* [Your objective] Say how many lines include the word "this", using only a number.

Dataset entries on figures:
▬▬▬▬▬▬▬▬▬▬
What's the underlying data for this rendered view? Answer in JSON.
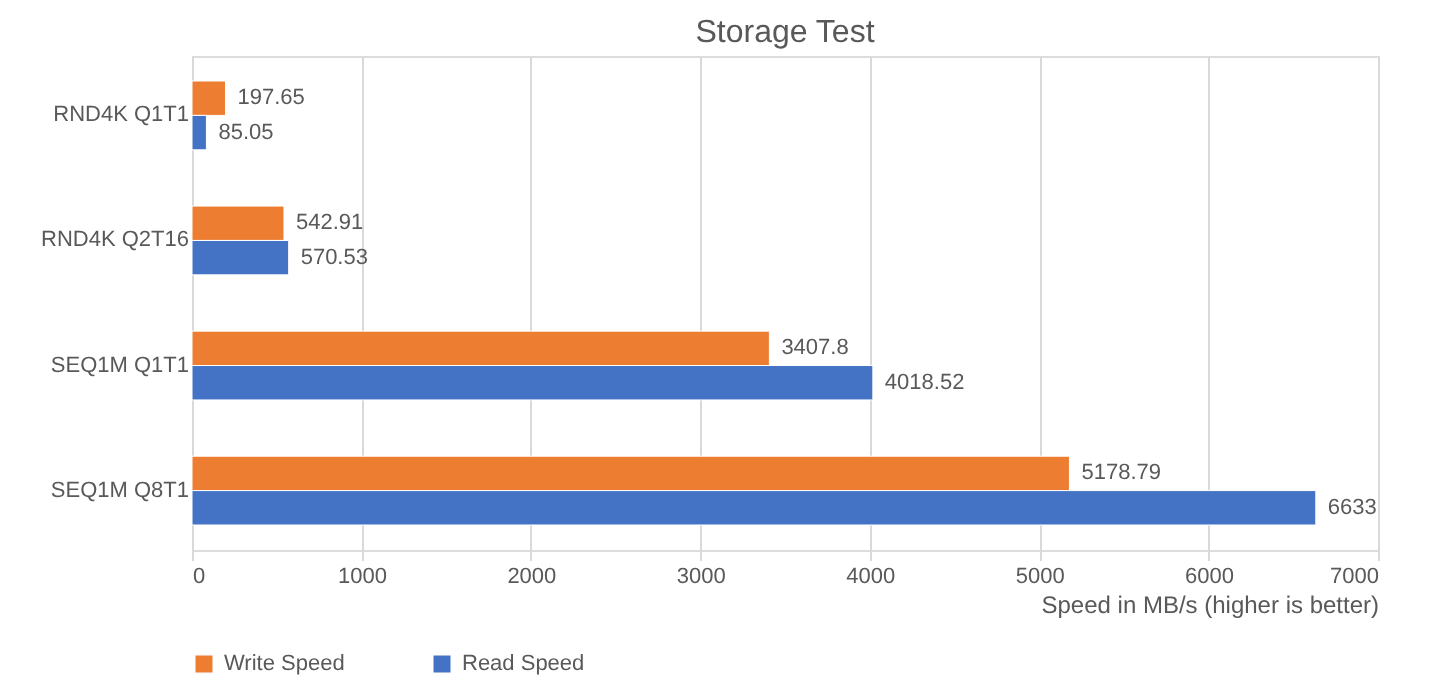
{
  "chart_data": {
    "type": "bar",
    "orientation": "horizontal",
    "title": "Storage Test",
    "xlabel": "Speed in MB/s (higher is better)",
    "categories": [
      "RND4K Q1T1",
      "RND4K Q2T16",
      "SEQ1M Q1T1",
      "SEQ1M Q8T1"
    ],
    "series": [
      {
        "name": "Write Speed",
        "color": "#ed7d31",
        "values": [
          197.65,
          542.91,
          3407.8,
          5178.79
        ]
      },
      {
        "name": "Read Speed",
        "color": "#4472c4",
        "values": [
          85.05,
          570.53,
          4018.52,
          6633
        ]
      }
    ],
    "xlim": [
      0,
      7000
    ],
    "xticks": [
      0,
      1000,
      2000,
      3000,
      4000,
      5000,
      6000,
      7000
    ],
    "grid": "x",
    "legend": "bottom left",
    "data_labels": true
  }
}
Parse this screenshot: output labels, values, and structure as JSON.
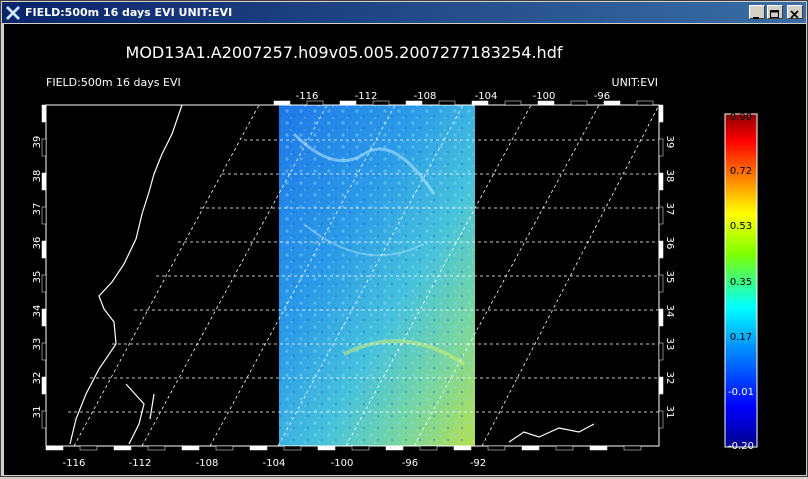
{
  "window": {
    "title": "FIELD:500m 16 days EVI  UNIT:EVI"
  },
  "plot": {
    "filename": "MOD13A1.A2007257.h09v05.005.2007277183254.hdf",
    "field_label": "FIELD:500m 16 days EVI",
    "unit_label": "UNIT:EVI",
    "x_top_ticks": [
      "-116",
      "-112",
      "-108",
      "-104",
      "-100",
      "-96"
    ],
    "x_bottom_ticks": [
      "-116",
      "-112",
      "-108",
      "-104",
      "-100",
      "-96",
      "-92"
    ],
    "y_ticks": [
      "31",
      "32",
      "33",
      "34",
      "35",
      "36",
      "37",
      "38",
      "39"
    ]
  },
  "colorbar": {
    "labels": [
      "0.90",
      "0.72",
      "0.53",
      "0.35",
      "0.17",
      "-0.01",
      "-0.20"
    ],
    "colors": [
      "#8b0000",
      "#ff0000",
      "#ff8c00",
      "#ffff00",
      "#7fff00",
      "#00ffff",
      "#0080ff",
      "#0000ff",
      "#00008b"
    ]
  },
  "colors": {
    "background": "#000000",
    "foreground": "#ffffff",
    "titlebar_start": "#0a246a",
    "titlebar_end": "#3a6ea5",
    "data_low": "#1e64e6",
    "data_mid": "#4cc8e0",
    "data_high": "#a8e05a"
  }
}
▬▬▬▬▬▬▬▬▬▬
* [Full solution] 2